## What you will do
Pull out every line with the word "diagonal".

#####

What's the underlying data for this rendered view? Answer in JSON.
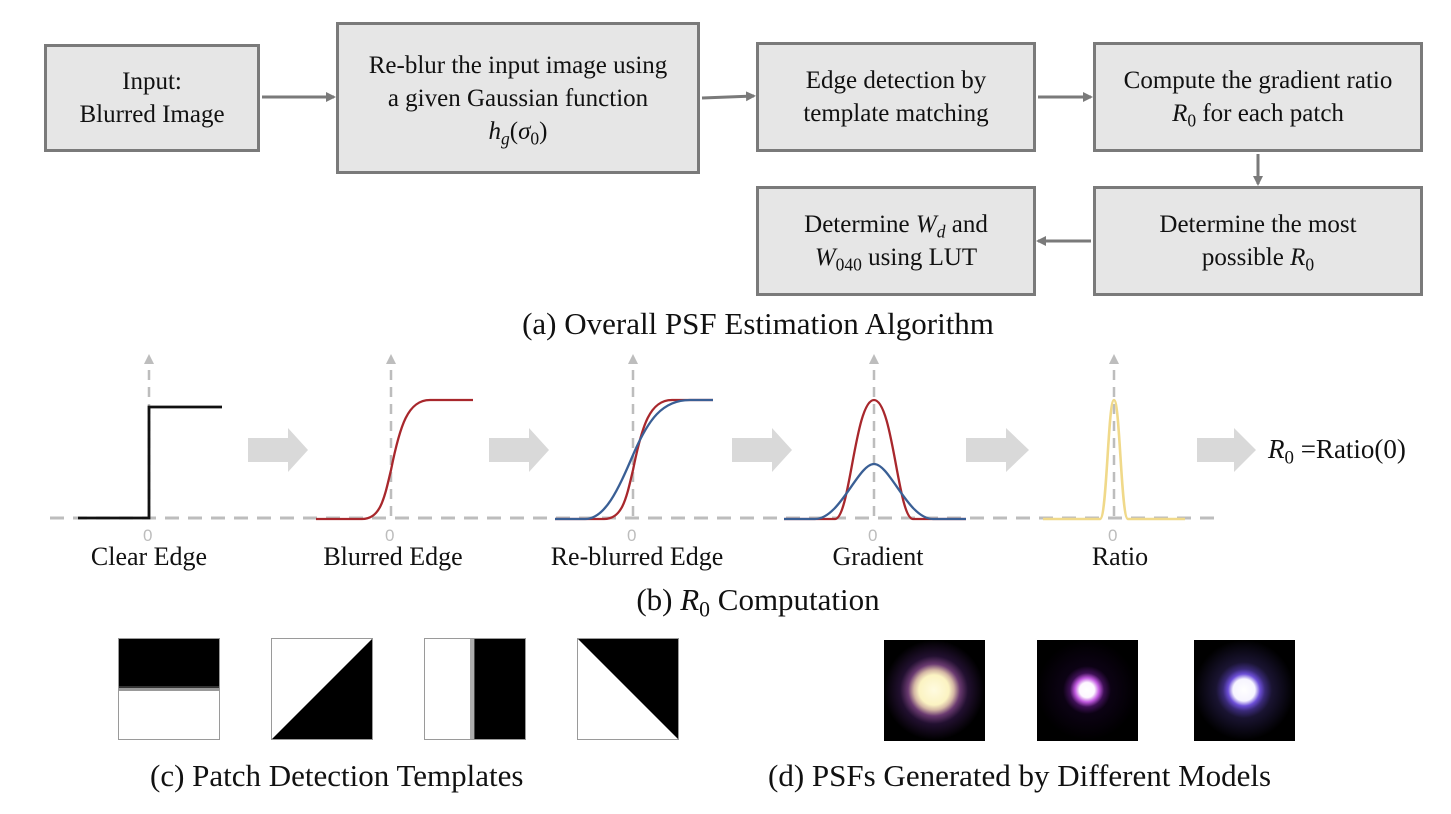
{
  "flowchart": {
    "input": {
      "line1": "Input:",
      "line2": "Blurred Image"
    },
    "reblur": {
      "line1": "Re-blur the input image using",
      "line2": "a given Gaussian function",
      "line3_fn": "h",
      "line3_sub": "g",
      "line3_arg": "σ",
      "line3_arg_sub": "0"
    },
    "edge": {
      "line1": "Edge detection by",
      "line2": "template matching"
    },
    "compute": {
      "line1": "Compute the gradient ratio",
      "line2_var": "R",
      "line2_sub": "0",
      "line2_rest": " for each patch"
    },
    "determine_r0": {
      "line1": "Determine the most",
      "line2_pre": "possible ",
      "line2_var": "R",
      "line2_sub": "0"
    },
    "determine_w": {
      "line1_pre": "Determine ",
      "line1_var": "W",
      "line1_sub": "d",
      "line1_post": " and",
      "line2_var": "W",
      "line2_sub": "040",
      "line2_post": " using LUT"
    },
    "caption": "(a) Overall PSF Estimation Algorithm"
  },
  "r0_computation": {
    "panels": [
      "Clear Edge",
      "Blurred Edge",
      "Re-blurred Edge",
      "Gradient",
      "Ratio"
    ],
    "origin_tick": "0",
    "result": {
      "var": "R",
      "sub": "0",
      "rest": " =Ratio(0)"
    },
    "caption_pre": "(b) ",
    "caption_var": "R",
    "caption_sub": "0",
    "caption_post": " Computation",
    "colors": {
      "clear": "#111111",
      "blurred": "#a8272c",
      "reblurred": "#3a5f95",
      "ratio": "#f0d98a",
      "axis": "#bdbdbd",
      "arrow": "#d9d9d9"
    }
  },
  "templates": {
    "caption": "(c)  Patch Detection Templates",
    "items": [
      "horizontal-edge",
      "diagonal-edge-rising",
      "vertical-edge",
      "diagonal-edge-falling"
    ]
  },
  "psfs": {
    "caption": "(d) PSFs  Generated  by Different Models",
    "items": [
      "psf-large-yellow",
      "psf-small-violet",
      "psf-medium-blue"
    ]
  }
}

#####

## Exercise solution
      "diagonal-edge-rising",
      "diagonal-edge-falling"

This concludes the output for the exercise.